__AVAILABLE DATA__.
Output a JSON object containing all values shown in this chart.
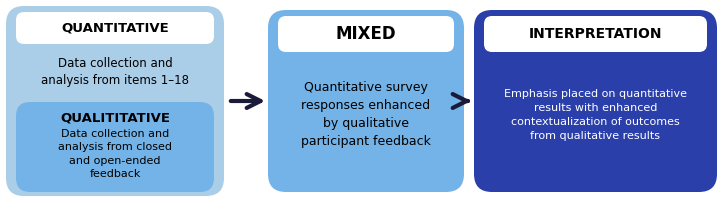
{
  "bg_color": "#ffffff",
  "outer_box_color": "#aacde8",
  "quant_title_box_color": "#ffffff",
  "qual_box_color": "#74b3e8",
  "mixed_box_color": "#74b3e8",
  "mixed_title_box_color": "#ffffff",
  "interp_box_color": "#2a3faa",
  "interp_title_box_color": "#ffffff",
  "arrow_color": "#1a1a3a",
  "quant_title": "QUANTITATIVE",
  "quant_body": "Data collection and\nanalysis from items 1–18",
  "qual_title": "QUALITITATIVE",
  "qual_body": "Data collection and\nanalysis from closed\nand open-ended\nfeedback",
  "mixed_title": "MIXED",
  "mixed_body": "Quantitative survey\nresponses enhanced\nby qualitative\nparticipant feedback",
  "interp_title": "INTERPRETATION",
  "interp_body": "Emphasis placed on quantitative\nresults with enhanced\ncontextualization of outcomes\nfrom qualitative results"
}
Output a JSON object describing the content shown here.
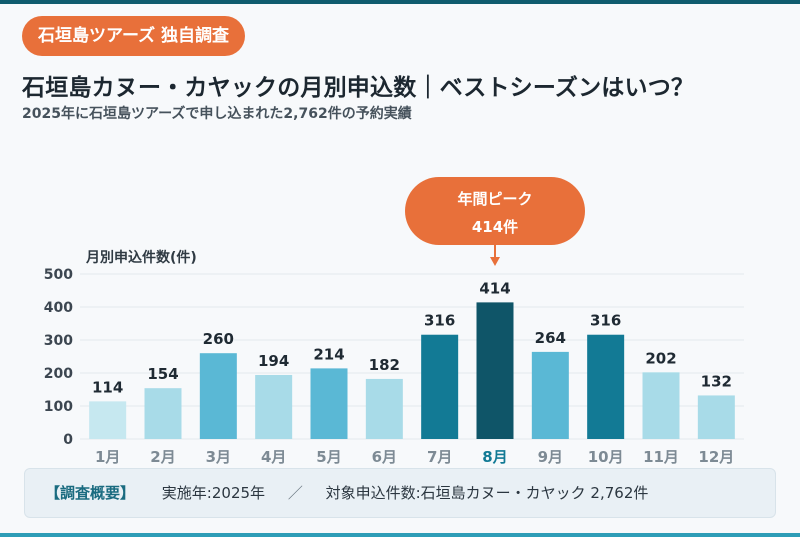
{
  "badge": "石垣島ツアーズ 独自調査",
  "title": "石垣島カヌー・カヤックの月別申込数｜ベストシーズンはいつ？",
  "subtitle": "2025年に石垣島ツアーズで申し込まれた2,762件の予約実績",
  "chart_data": {
    "type": "bar",
    "ylabel": "月別申込件数(件)",
    "ylim": [
      0,
      500
    ],
    "yticks": [
      0,
      100,
      200,
      300,
      400,
      500
    ],
    "grid": true,
    "categories": [
      "1月",
      "2月",
      "3月",
      "4月",
      "5月",
      "6月",
      "7月",
      "8月",
      "9月",
      "10月",
      "11月",
      "12月"
    ],
    "values": [
      114,
      154,
      260,
      194,
      214,
      182,
      316,
      414,
      264,
      316,
      202,
      132
    ],
    "bar_colors": [
      "#c6e8f0",
      "#a8dbe8",
      "#5ab8d5",
      "#a8dbe8",
      "#5ab8d5",
      "#a8dbe8",
      "#127a95",
      "#0f5568",
      "#5ab8d5",
      "#127a95",
      "#a8dbe8",
      "#a8dbe8"
    ],
    "highlight_label_color": "#127a95",
    "callout": {
      "index": 7,
      "line1": "年間ピーク",
      "line2": "414件",
      "color": "#e8703a"
    }
  },
  "summary": {
    "label": "【調査概要】",
    "year": "実施年:2025年",
    "separator": "／",
    "target": "対象申込件数:石垣島カヌー・カヤック 2,762件"
  }
}
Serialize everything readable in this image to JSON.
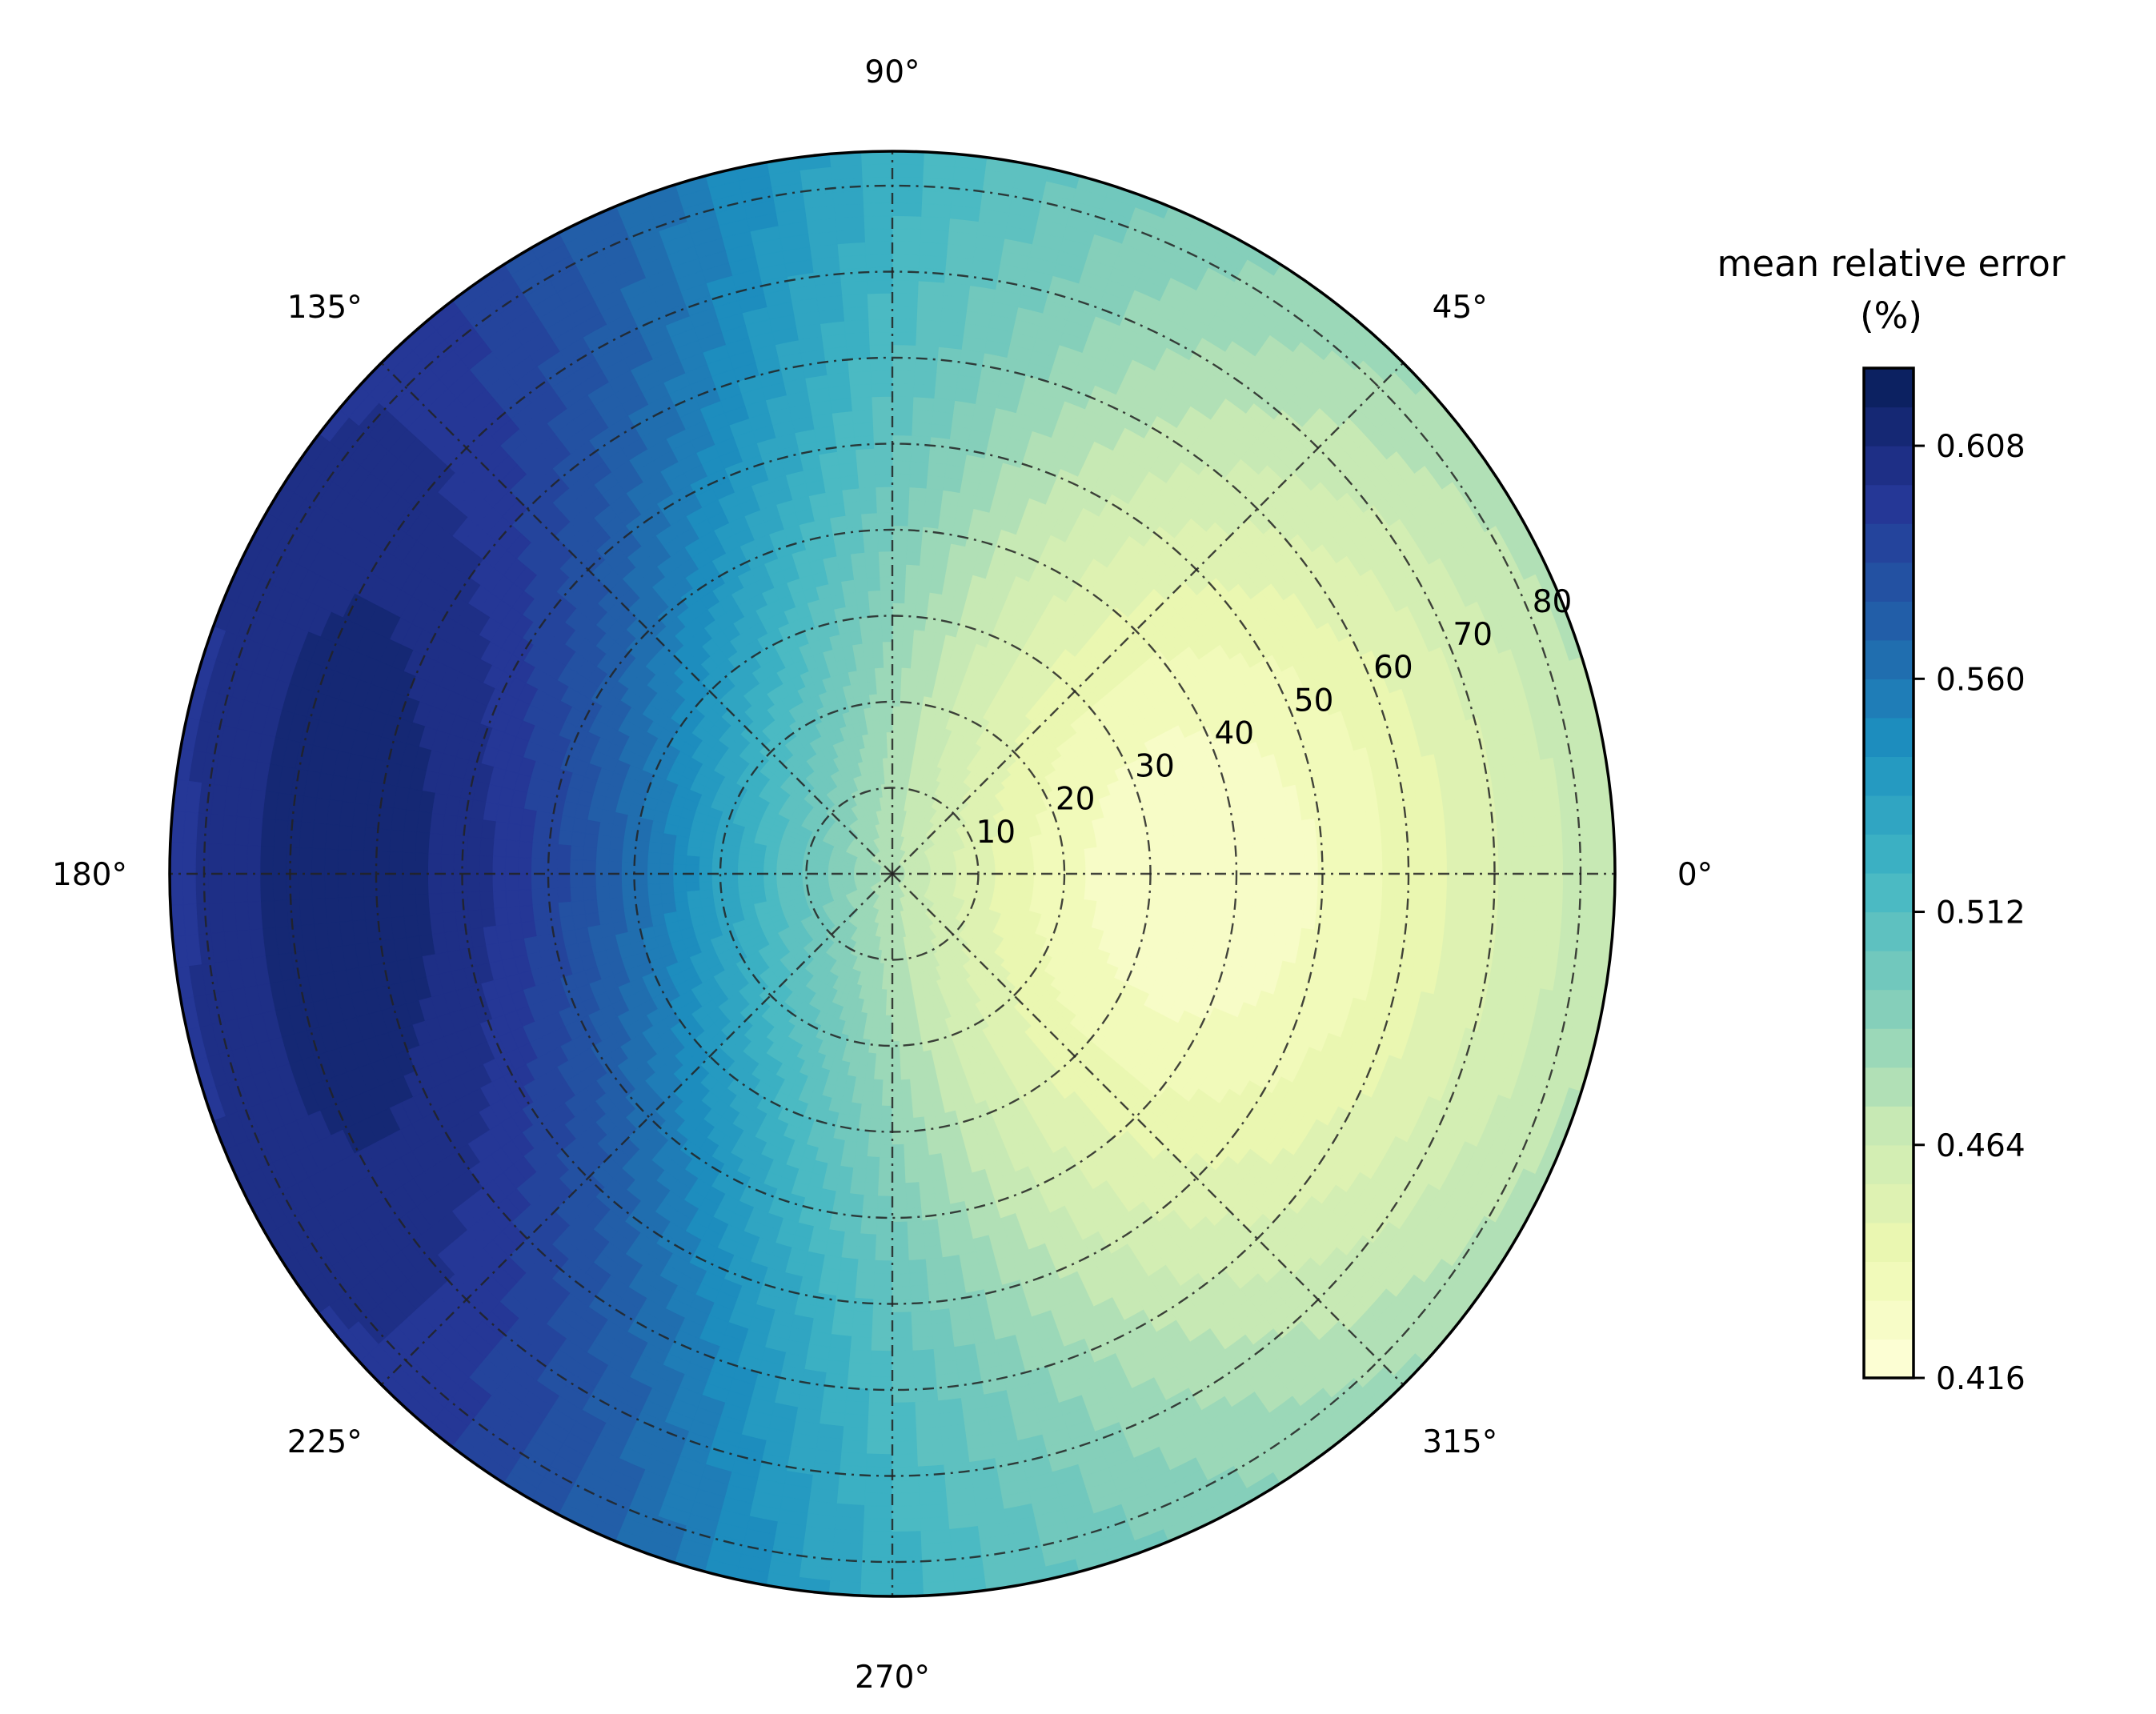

__WHAT YOU HAVE TO DO__.
Extract the entries in full, exactly as they are, minus the pictures.

__RESULT FOR THIS TASK__.
Output a JSON object containing all values shown in this chart.
{
  "bg_color": "#ffffff",
  "outer_box_color": "#aacde8",
  "quant_title_box_color": "#ffffff",
  "qual_box_color": "#74b3e8",
  "mixed_box_color": "#74b3e8",
  "mixed_title_box_color": "#ffffff",
  "interp_box_color": "#2a3faa",
  "interp_title_box_color": "#ffffff",
  "arrow_color": "#1a1a3a",
  "quant_title": "QUANTITATIVE",
  "quant_body": "Data collection and\nanalysis from items 1–18",
  "qual_title": "QUALITITATIVE",
  "qual_body": "Data collection and\nanalysis from closed\nand open-ended\nfeedback",
  "mixed_title": "MIXED",
  "mixed_body": "Quantitative survey\nresponses enhanced\nby qualitative\nparticipant feedback",
  "interp_title": "INTERPRETATION",
  "interp_body": "Emphasis placed on quantitative\nresults with enhanced\ncontextualization of outcomes\nfrom qualitative results"
}
Output a JSON object describing the content shown here.
{
  "badge": "石垣島ツアーズ 独自調査",
  "title": "石垣島カヌー・カヤックの月別申込数｜ベストシーズンはいつ？",
  "subtitle": "2025年に石垣島ツアーズで申し込まれた2,762件の予約実績",
  "chart_data": {
    "type": "bar",
    "ylabel": "月別申込件数(件)",
    "ylim": [
      0,
      500
    ],
    "yticks": [
      0,
      100,
      200,
      300,
      400,
      500
    ],
    "grid": true,
    "categories": [
      "1月",
      "2月",
      "3月",
      "4月",
      "5月",
      "6月",
      "7月",
      "8月",
      "9月",
      "10月",
      "11月",
      "12月"
    ],
    "values": [
      114,
      154,
      260,
      194,
      214,
      182,
      316,
      414,
      264,
      316,
      202,
      132
    ],
    "bar_colors": [
      "#c6e8f0",
      "#a8dbe8",
      "#5ab8d5",
      "#a8dbe8",
      "#5ab8d5",
      "#a8dbe8",
      "#127a95",
      "#0f5568",
      "#5ab8d5",
      "#127a95",
      "#a8dbe8",
      "#a8dbe8"
    ],
    "highlight_label_color": "#127a95",
    "callout": {
      "index": 7,
      "line1": "年間ピーク",
      "line2": "414件",
      "color": "#e8703a"
    }
  },
  "summary": {
    "label": "【調査概要】",
    "year": "実施年:2025年",
    "separator": "／",
    "target": "対象申込件数:石垣島カヌー・カヤック 2,762件"
  }
}
Serialize everything readable in this image to JSON.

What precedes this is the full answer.